-- Start of Data listing --

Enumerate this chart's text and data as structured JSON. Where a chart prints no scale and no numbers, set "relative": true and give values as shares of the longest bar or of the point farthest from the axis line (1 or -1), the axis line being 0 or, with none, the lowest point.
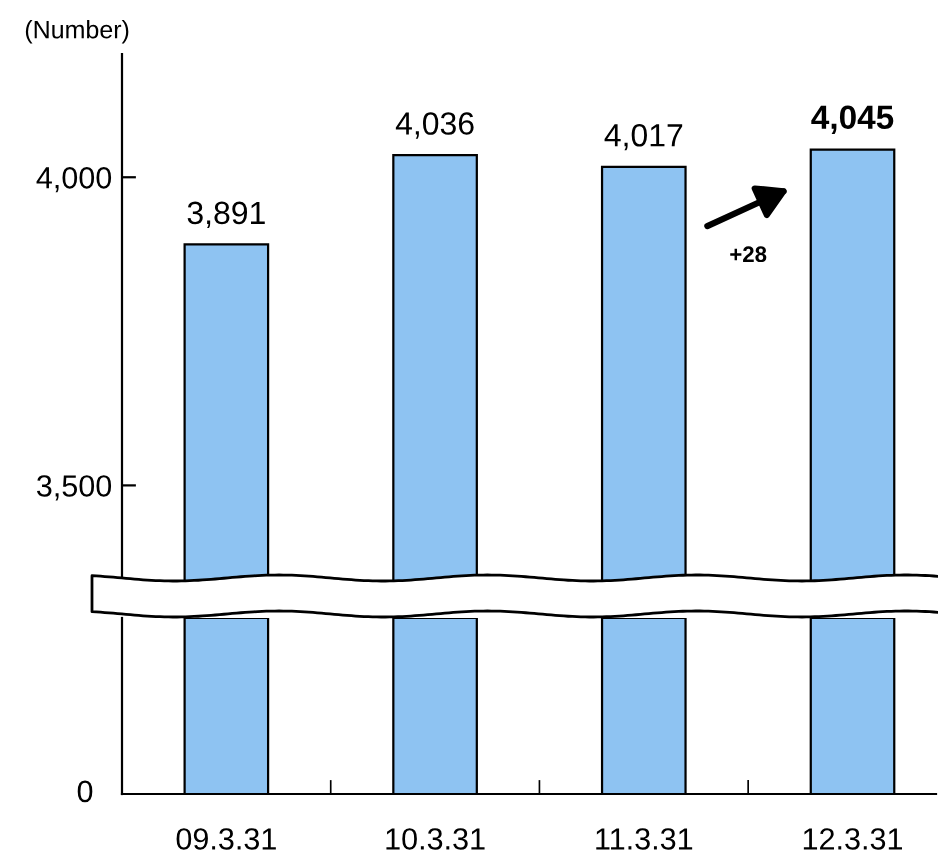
{
  "chart_data": [
    {
      "type": "bar",
      "categories": [
        "09.3.31",
        "10.3.31",
        "11.3.31",
        "12.3.31"
      ],
      "values": [
        3891,
        4036,
        4017,
        4045
      ],
      "color": "#8ec3f2",
      "ylim": [
        3340,
        4200
      ],
      "yticks": [
        {
          "value": 3500,
          "label": "3,500"
        },
        {
          "value": 4000,
          "label": "4,000"
        }
      ],
      "tick_labels": "y",
      "value_labels": [
        "3,891",
        "4,036",
        "4,017",
        "4,045"
      ],
      "annotations": [
        "(Number)",
        "+28"
      ]
    },
    {
      "type": "bar",
      "categories": [
        "09.3.31",
        "10.3.31",
        "11.3.31",
        "12.3.31"
      ],
      "values": [
        1,
        1,
        1,
        1
      ],
      "color": "#8ec3f2",
      "relative": true,
      "annotations": [
        "0"
      ]
    }
  ]
}
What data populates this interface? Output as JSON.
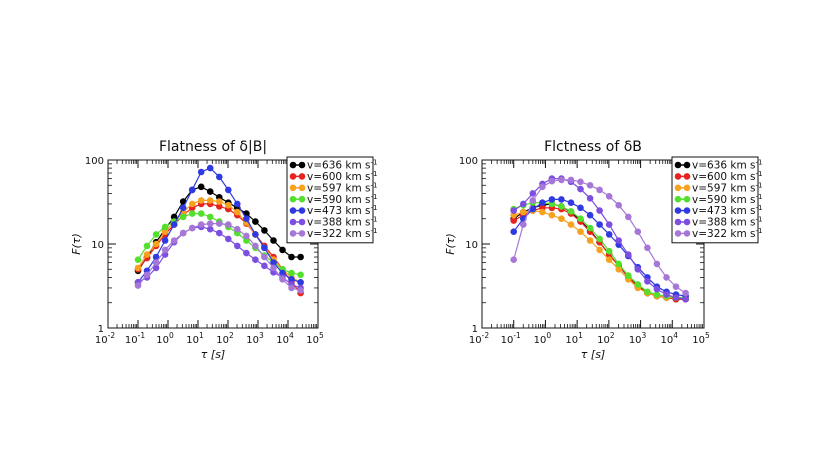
{
  "chart_data": [
    {
      "type": "line",
      "title": "Flatness of δ|B|",
      "xlabel": "τ [s]",
      "ylabel": "F(τ)",
      "xscale": "log",
      "yscale": "log",
      "xlim": [
        0.01,
        100000
      ],
      "ylim": [
        1,
        100
      ],
      "xticks": [
        {
          "v": 0.01,
          "b": "10",
          "e": "-2"
        },
        {
          "v": 0.1,
          "b": "10",
          "e": "-1"
        },
        {
          "v": 1,
          "b": "10",
          "e": "0"
        },
        {
          "v": 10,
          "b": "10",
          "e": "1"
        },
        {
          "v": 100,
          "b": "10",
          "e": "2"
        },
        {
          "v": 1000,
          "b": "10",
          "e": "3"
        },
        {
          "v": 10000,
          "b": "10",
          "e": "4"
        },
        {
          "v": 100000,
          "b": "10",
          "e": "5"
        }
      ],
      "yticks": [
        {
          "v": 1,
          "label": "1"
        },
        {
          "v": 10,
          "label": "10"
        },
        {
          "v": 100,
          "label": "100"
        }
      ],
      "legend_position": "top-right",
      "x": [
        0.1,
        0.2,
        0.4,
        0.8,
        1.6,
        3.2,
        6.4,
        12.8,
        25.6,
        51.2,
        102.4,
        204.8,
        409.6,
        819.2,
        1638.4,
        3276.8,
        6553.6,
        13107.2,
        26214.4
      ],
      "series": [
        {
          "name": "v=636 km s",
          "sup": "-1",
          "color": "#000000",
          "values": [
            4.8,
            7.0,
            10.5,
            15,
            21,
            32,
            44,
            48,
            42,
            36,
            31,
            27,
            23,
            18.5,
            14.5,
            11.0,
            8.5,
            7.0,
            7.0
          ]
        },
        {
          "name": "v=600 km s",
          "sup": "-1",
          "color": "#e8231f",
          "values": [
            5.0,
            6.8,
            9.5,
            13,
            17,
            22,
            27,
            30,
            30,
            28,
            26,
            22,
            17.5,
            13,
            9.5,
            7.0,
            5.0,
            3.5,
            2.6
          ]
        },
        {
          "name": "v=597 km s",
          "sup": "-1",
          "color": "#f6a21f",
          "values": [
            5.2,
            7.5,
            10,
            14,
            18,
            24,
            30,
            33,
            33,
            32,
            29,
            24,
            18,
            13,
            9,
            6.5,
            5.0,
            4.0,
            3.5
          ]
        },
        {
          "name": "v=590 km s",
          "sup": "-1",
          "color": "#52e02c",
          "values": [
            6.5,
            9.5,
            13,
            16,
            18.5,
            21,
            23,
            23,
            21,
            18.5,
            16,
            13.5,
            11,
            9,
            7.3,
            6,
            5,
            4.5,
            4.3
          ]
        },
        {
          "name": "v=473 km s",
          "sup": "-1",
          "color": "#2f3ae0",
          "values": [
            3.5,
            4.8,
            7,
            11,
            17,
            27,
            44,
            72,
            80,
            63,
            44,
            30,
            20,
            13,
            9,
            6,
            4.5,
            3.8,
            3.5
          ]
        },
        {
          "name": "v=388 km s",
          "sup": "-1",
          "color": "#7c4fe0",
          "values": [
            3.5,
            4.0,
            5.2,
            7.5,
            10.5,
            13.5,
            15.5,
            16,
            15,
            13.5,
            11.5,
            9.5,
            7.8,
            6.5,
            5.5,
            4.6,
            4.0,
            3.3,
            3.0
          ]
        },
        {
          "name": "v=322 km s",
          "sup": "-1",
          "color": "#a777d8",
          "values": [
            3.2,
            4.3,
            6,
            8.5,
            11,
            13.5,
            15.5,
            17,
            17.5,
            17.5,
            17,
            15,
            12.5,
            9.5,
            7,
            5.2,
            3.8,
            3.0,
            2.8
          ]
        }
      ]
    },
    {
      "type": "line",
      "title": "Flctness of δB",
      "xlabel": "τ [s]",
      "ylabel": "F(τ)",
      "xscale": "log",
      "yscale": "log",
      "xlim": [
        0.01,
        100000
      ],
      "ylim": [
        1,
        100
      ],
      "xticks": [
        {
          "v": 0.01,
          "b": "10",
          "e": "-2"
        },
        {
          "v": 0.1,
          "b": "10",
          "e": "-1"
        },
        {
          "v": 1,
          "b": "10",
          "e": "0"
        },
        {
          "v": 10,
          "b": "10",
          "e": "1"
        },
        {
          "v": 100,
          "b": "10",
          "e": "2"
        },
        {
          "v": 1000,
          "b": "10",
          "e": "3"
        },
        {
          "v": 10000,
          "b": "10",
          "e": "4"
        },
        {
          "v": 100000,
          "b": "10",
          "e": "5"
        }
      ],
      "yticks": [
        {
          "v": 1,
          "label": "1"
        },
        {
          "v": 10,
          "label": "10"
        },
        {
          "v": 100,
          "label": "100"
        }
      ],
      "legend_position": "top-right",
      "x": [
        0.1,
        0.2,
        0.4,
        0.8,
        1.6,
        3.2,
        6.4,
        12.8,
        25.6,
        51.2,
        102.4,
        204.8,
        409.6,
        819.2,
        1638.4,
        3276.8,
        6553.6,
        13107.2,
        26214.4
      ],
      "series": [
        {
          "name": "v=636 km s",
          "sup": "-1",
          "color": "#000000",
          "values": [
            20,
            24,
            27,
            29,
            30,
            28,
            24,
            19,
            14.5,
            10.5,
            7.5,
            5.5,
            4.0,
            3.2,
            2.6,
            2.4,
            2.3,
            2.2,
            2.2
          ]
        },
        {
          "name": "v=600 km s",
          "sup": "-1",
          "color": "#e8231f",
          "values": [
            19,
            22,
            25,
            27,
            27,
            26,
            23,
            18.5,
            14,
            10.5,
            7.5,
            5.5,
            4.0,
            3.1,
            2.6,
            2.4,
            2.3,
            2.2,
            2.2
          ]
        },
        {
          "name": "v=597 km s",
          "sup": "-1",
          "color": "#f6a21f",
          "values": [
            22,
            24,
            25,
            24,
            22,
            20,
            17,
            14,
            11,
            8.5,
            6.5,
            5.0,
            3.8,
            3.0,
            2.6,
            2.4,
            2.3,
            2.3,
            2.3
          ]
        },
        {
          "name": "v=590 km s",
          "sup": "-1",
          "color": "#52e02c",
          "values": [
            26,
            29,
            31,
            31,
            30,
            28,
            24.5,
            20,
            15.5,
            11.5,
            8.2,
            5.8,
            4.2,
            3.3,
            2.7,
            2.5,
            2.4,
            2.3,
            2.3
          ]
        },
        {
          "name": "v=473 km s",
          "sup": "-1",
          "color": "#2f3ae0",
          "values": [
            14,
            20,
            26,
            31,
            34,
            34,
            31,
            27,
            22,
            17,
            13,
            9.8,
            7.2,
            5.3,
            4.0,
            3.1,
            2.7,
            2.5,
            2.4
          ]
        },
        {
          "name": "v=388 km s",
          "sup": "-1",
          "color": "#7c4fe0",
          "values": [
            25,
            30,
            40,
            52,
            60,
            60,
            55,
            45,
            35,
            25,
            17,
            11,
            7.5,
            5.0,
            3.6,
            2.9,
            2.5,
            2.3,
            2.2
          ]
        },
        {
          "name": "v=322 km s",
          "sup": "-1",
          "color": "#a777d8",
          "values": [
            6.5,
            17,
            33,
            48,
            56,
            58,
            58,
            55,
            50,
            44,
            37,
            29,
            21,
            14,
            9,
            5.8,
            4.0,
            3.1,
            2.6
          ]
        }
      ]
    }
  ]
}
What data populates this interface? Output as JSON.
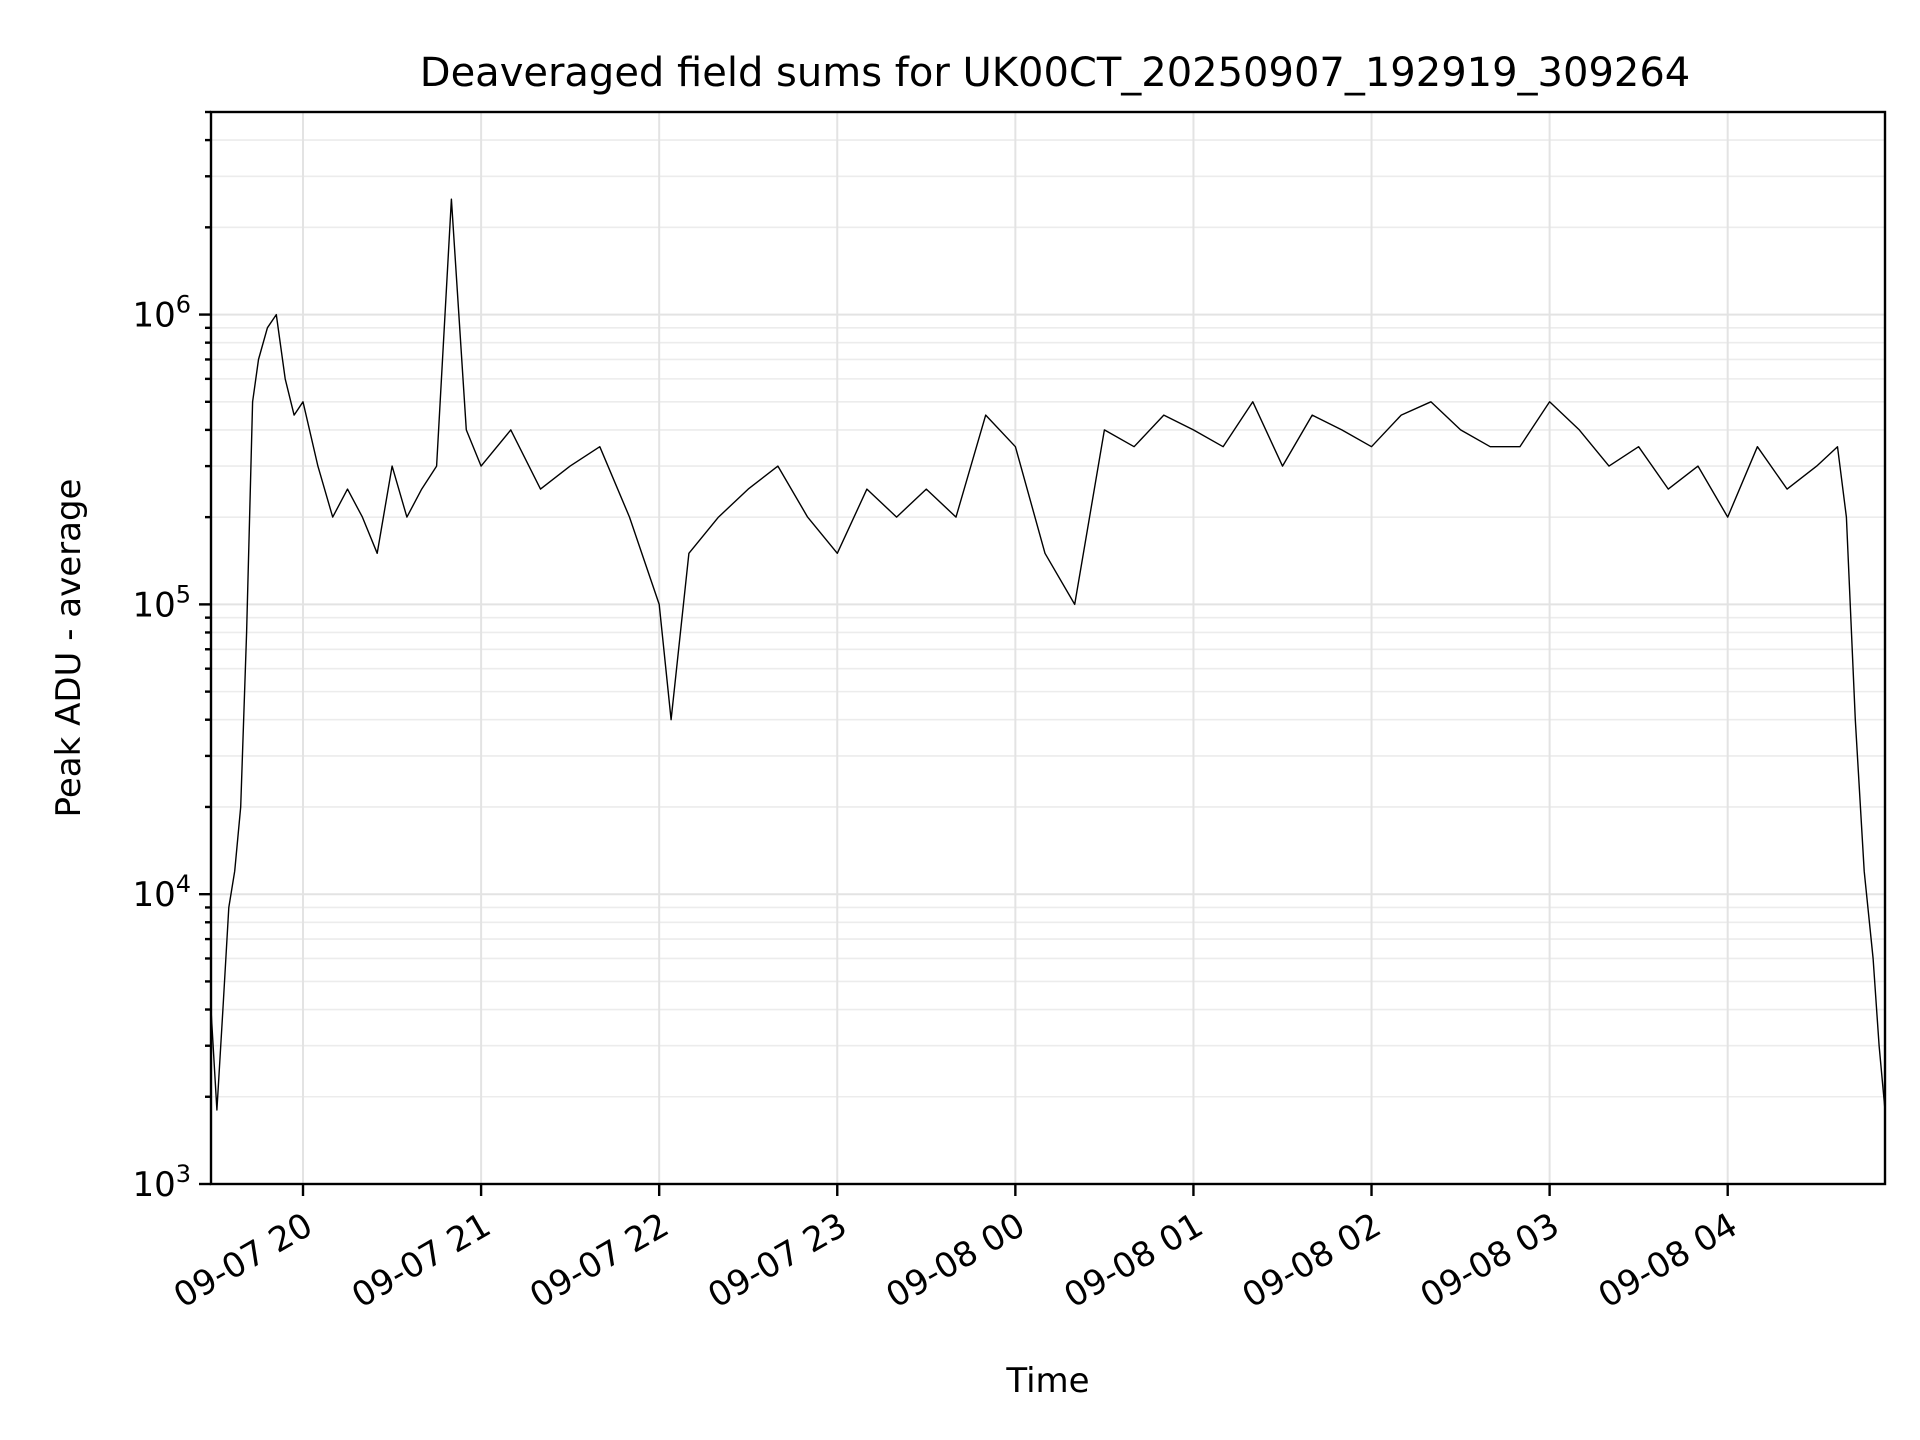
{
  "chart_data": {
    "type": "line",
    "title": "Deaveraged field sums for UK00CT_20250907_192919_309264",
    "xlabel": "Time",
    "ylabel": "Peak ADU - average",
    "yscale": "log",
    "ylim": [
      1000,
      5000000
    ],
    "xlim": [
      "2025-09-07 19:29",
      "2025-09-08 04:53"
    ],
    "grid": true,
    "line_color": "#000000",
    "x_ticks": [
      {
        "label": "09-07 20",
        "time": "2025-09-07 20:00"
      },
      {
        "label": "09-07 21",
        "time": "2025-09-07 21:00"
      },
      {
        "label": "09-07 22",
        "time": "2025-09-07 22:00"
      },
      {
        "label": "09-07 23",
        "time": "2025-09-07 23:00"
      },
      {
        "label": "09-08 00",
        "time": "2025-09-08 00:00"
      },
      {
        "label": "09-08 01",
        "time": "2025-09-08 01:00"
      },
      {
        "label": "09-08 02",
        "time": "2025-09-08 02:00"
      },
      {
        "label": "09-08 03",
        "time": "2025-09-08 03:00"
      },
      {
        "label": "09-08 04",
        "time": "2025-09-08 04:00"
      }
    ],
    "y_ticks": [
      {
        "base": "10",
        "exp": "3",
        "value": 1000
      },
      {
        "base": "10",
        "exp": "4",
        "value": 10000
      },
      {
        "base": "10",
        "exp": "5",
        "value": 100000
      },
      {
        "base": "10",
        "exp": "6",
        "value": 1000000
      }
    ],
    "series": [
      {
        "x": [
          "2025-09-07 19:29",
          "2025-09-07 19:31",
          "2025-09-07 19:33",
          "2025-09-07 19:35",
          "2025-09-07 19:37",
          "2025-09-07 19:39",
          "2025-09-07 19:41",
          "2025-09-07 19:43",
          "2025-09-07 19:45",
          "2025-09-07 19:48",
          "2025-09-07 19:51",
          "2025-09-07 19:54",
          "2025-09-07 19:57",
          "2025-09-07 20:00",
          "2025-09-07 20:05",
          "2025-09-07 20:10",
          "2025-09-07 20:15",
          "2025-09-07 20:20",
          "2025-09-07 20:25",
          "2025-09-07 20:30",
          "2025-09-07 20:35",
          "2025-09-07 20:40",
          "2025-09-07 20:45",
          "2025-09-07 20:50",
          "2025-09-07 20:55",
          "2025-09-07 21:00",
          "2025-09-07 21:10",
          "2025-09-07 21:20",
          "2025-09-07 21:30",
          "2025-09-07 21:40",
          "2025-09-07 21:50",
          "2025-09-07 22:00",
          "2025-09-07 22:04",
          "2025-09-07 22:10",
          "2025-09-07 22:20",
          "2025-09-07 22:30",
          "2025-09-07 22:40",
          "2025-09-07 22:50",
          "2025-09-07 23:00",
          "2025-09-07 23:10",
          "2025-09-07 23:20",
          "2025-09-07 23:30",
          "2025-09-07 23:40",
          "2025-09-07 23:50",
          "2025-09-08 00:00",
          "2025-09-08 00:10",
          "2025-09-08 00:20",
          "2025-09-08 00:30",
          "2025-09-08 00:40",
          "2025-09-08 00:50",
          "2025-09-08 01:00",
          "2025-09-08 01:10",
          "2025-09-08 01:20",
          "2025-09-08 01:30",
          "2025-09-08 01:40",
          "2025-09-08 01:50",
          "2025-09-08 02:00",
          "2025-09-08 02:10",
          "2025-09-08 02:20",
          "2025-09-08 02:30",
          "2025-09-08 02:40",
          "2025-09-08 02:50",
          "2025-09-08 03:00",
          "2025-09-08 03:10",
          "2025-09-08 03:20",
          "2025-09-08 03:30",
          "2025-09-08 03:40",
          "2025-09-08 03:50",
          "2025-09-08 04:00",
          "2025-09-08 04:10",
          "2025-09-08 04:20",
          "2025-09-08 04:30",
          "2025-09-08 04:37",
          "2025-09-08 04:40",
          "2025-09-08 04:43",
          "2025-09-08 04:46",
          "2025-09-08 04:49",
          "2025-09-08 04:51",
          "2025-09-08 04:53"
        ],
        "y": [
          4000,
          1800,
          4000,
          9000,
          12000,
          20000,
          80000,
          500000,
          700000,
          900000,
          1000000,
          600000,
          450000,
          500000,
          300000,
          200000,
          250000,
          200000,
          150000,
          300000,
          200000,
          250000,
          300000,
          2500000,
          400000,
          300000,
          400000,
          250000,
          300000,
          350000,
          200000,
          100000,
          40000,
          150000,
          200000,
          250000,
          300000,
          200000,
          150000,
          250000,
          200000,
          250000,
          200000,
          450000,
          350000,
          150000,
          100000,
          400000,
          350000,
          450000,
          400000,
          350000,
          500000,
          300000,
          450000,
          400000,
          350000,
          450000,
          500000,
          400000,
          350000,
          350000,
          500000,
          400000,
          300000,
          350000,
          250000,
          300000,
          200000,
          350000,
          250000,
          300000,
          350000,
          200000,
          40000,
          12000,
          6000,
          3000,
          1800
        ]
      }
    ]
  }
}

-- End of Data listing --

- [What you are asked to do] Return each line of the listing that holds the string "relative".

- [Answer for this exercise]
Enumerate this chart's text and data as structured JSON. Where a chart prints no scale and no numbers, set "relative": true and give values as shares of the longest bar or of the point farthest from the axis line (1 or -1), the axis line being 0 or, with none, the lowest point.
      "relative": true,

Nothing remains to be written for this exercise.